Information supplied
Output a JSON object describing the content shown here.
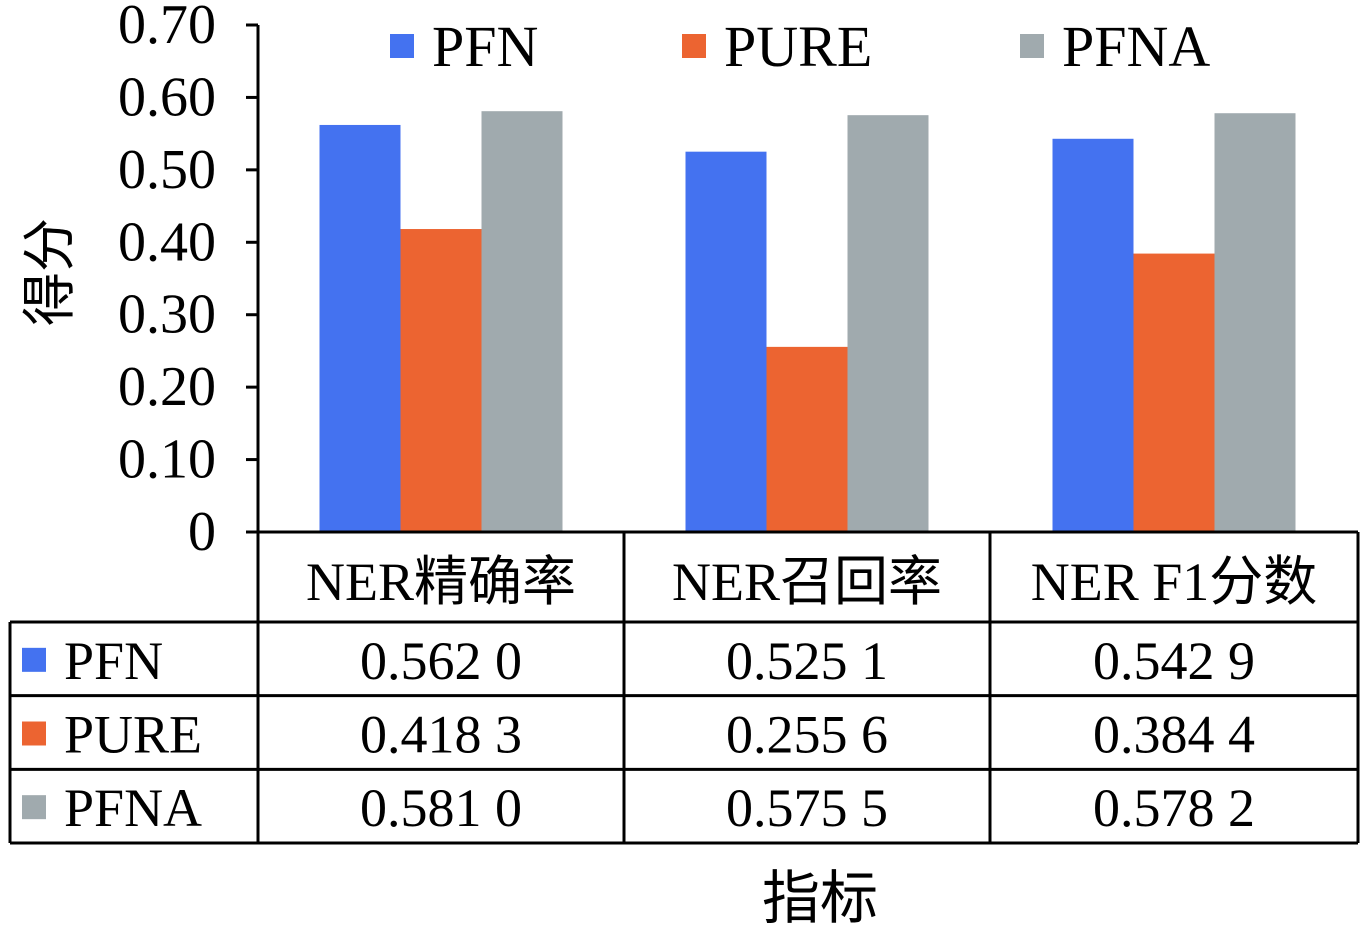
{
  "chart_data": {
    "type": "bar",
    "categories": [
      "NER精确率",
      "NER召回率",
      "NER F1分数"
    ],
    "series": [
      {
        "name": "PFN",
        "color": "#4472f0",
        "values": [
          0.562,
          0.5251,
          0.5429
        ],
        "labels": [
          "0.562 0",
          "0.525 1",
          "0.542 9"
        ]
      },
      {
        "name": "PURE",
        "color": "#ec6431",
        "values": [
          0.4183,
          0.2556,
          0.3844
        ],
        "labels": [
          "0.418 3",
          "0.255 6",
          "0.384 4"
        ]
      },
      {
        "name": "PFNA",
        "color": "#a0aaae",
        "values": [
          0.581,
          0.5755,
          0.5782
        ],
        "labels": [
          "0.581 0",
          "0.575 5",
          "0.578 2"
        ]
      }
    ],
    "ylim": [
      0,
      0.7
    ],
    "yticks": [
      0,
      0.1,
      0.2,
      0.3,
      0.4,
      0.5,
      0.6,
      0.7
    ],
    "ytick_labels": [
      "0",
      "0.10",
      "0.20",
      "0.30",
      "0.40",
      "0.50",
      "0.60",
      "0.70"
    ],
    "ylabel": "得分",
    "xlabel": "指标",
    "legend_position": "top",
    "grid": false,
    "data_table": true
  }
}
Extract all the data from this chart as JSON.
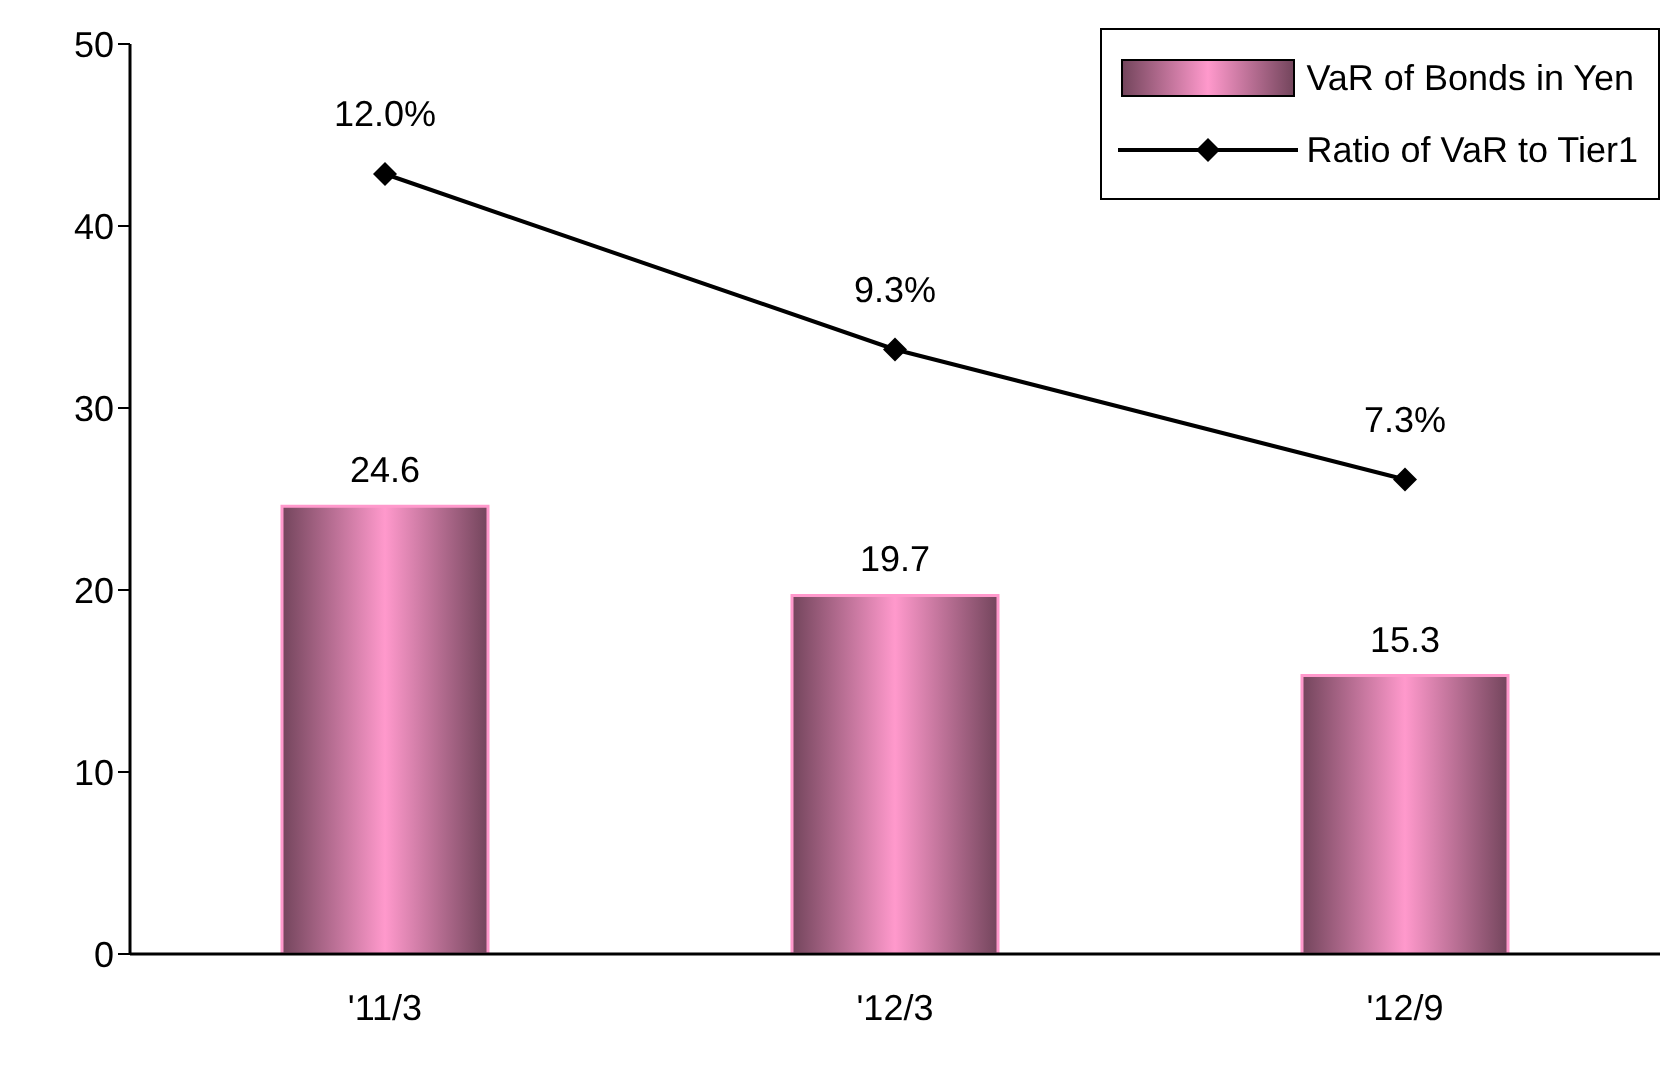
{
  "chart_data": {
    "type": "bar",
    "categories": [
      "'11/3",
      "'12/3",
      "'12/9"
    ],
    "series": [
      {
        "name": "VaR of Bonds in Yen",
        "color": "#ff99cc",
        "values": [
          24.6,
          19.7,
          15.3
        ],
        "value_labels": [
          "24.6",
          "19.7",
          "15.3"
        ]
      },
      {
        "name": "Ratio of VaR to Tier1",
        "type": "line",
        "axis": "y2",
        "color": "#000000",
        "marker": "diamond",
        "values": [
          12.0,
          9.3,
          7.3
        ],
        "value_labels": [
          "12.0%",
          "9.3%",
          "7.3%"
        ]
      }
    ],
    "ylim": [
      0,
      50
    ],
    "yticks": [
      0,
      10,
      20,
      30,
      40,
      50
    ],
    "y2lim": [
      0,
      14
    ],
    "legend": "top right"
  }
}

What is expected
The records above should be reproduced exactly, with no pictures included.

Expected answer
Output a JSON object describing the content shown here.
{
  "chart_data": {
    "type": "bar",
    "categories": [
      "NER精确率",
      "NER召回率",
      "NER F1分数"
    ],
    "series": [
      {
        "name": "PFN",
        "color": "#4472f0",
        "values": [
          0.562,
          0.5251,
          0.5429
        ],
        "labels": [
          "0.562 0",
          "0.525 1",
          "0.542 9"
        ]
      },
      {
        "name": "PURE",
        "color": "#ec6431",
        "values": [
          0.4183,
          0.2556,
          0.3844
        ],
        "labels": [
          "0.418 3",
          "0.255 6",
          "0.384 4"
        ]
      },
      {
        "name": "PFNA",
        "color": "#a0aaae",
        "values": [
          0.581,
          0.5755,
          0.5782
        ],
        "labels": [
          "0.581 0",
          "0.575 5",
          "0.578 2"
        ]
      }
    ],
    "ylim": [
      0,
      0.7
    ],
    "yticks": [
      0,
      0.1,
      0.2,
      0.3,
      0.4,
      0.5,
      0.6,
      0.7
    ],
    "ytick_labels": [
      "0",
      "0.10",
      "0.20",
      "0.30",
      "0.40",
      "0.50",
      "0.60",
      "0.70"
    ],
    "ylabel": "得分",
    "xlabel": "指标",
    "legend_position": "top",
    "grid": false,
    "data_table": true
  }
}
Extract all the data from this chart as JSON.
{
  "chart_data": {
    "type": "bar",
    "categories": [
      "'11/3",
      "'12/3",
      "'12/9"
    ],
    "series": [
      {
        "name": "VaR of Bonds in Yen",
        "color": "#ff99cc",
        "values": [
          24.6,
          19.7,
          15.3
        ],
        "value_labels": [
          "24.6",
          "19.7",
          "15.3"
        ]
      },
      {
        "name": "Ratio of VaR to Tier1",
        "type": "line",
        "axis": "y2",
        "color": "#000000",
        "marker": "diamond",
        "values": [
          12.0,
          9.3,
          7.3
        ],
        "value_labels": [
          "12.0%",
          "9.3%",
          "7.3%"
        ]
      }
    ],
    "ylim": [
      0,
      50
    ],
    "yticks": [
      0,
      10,
      20,
      30,
      40,
      50
    ],
    "y2lim": [
      0,
      14
    ],
    "legend": "top right"
  }
}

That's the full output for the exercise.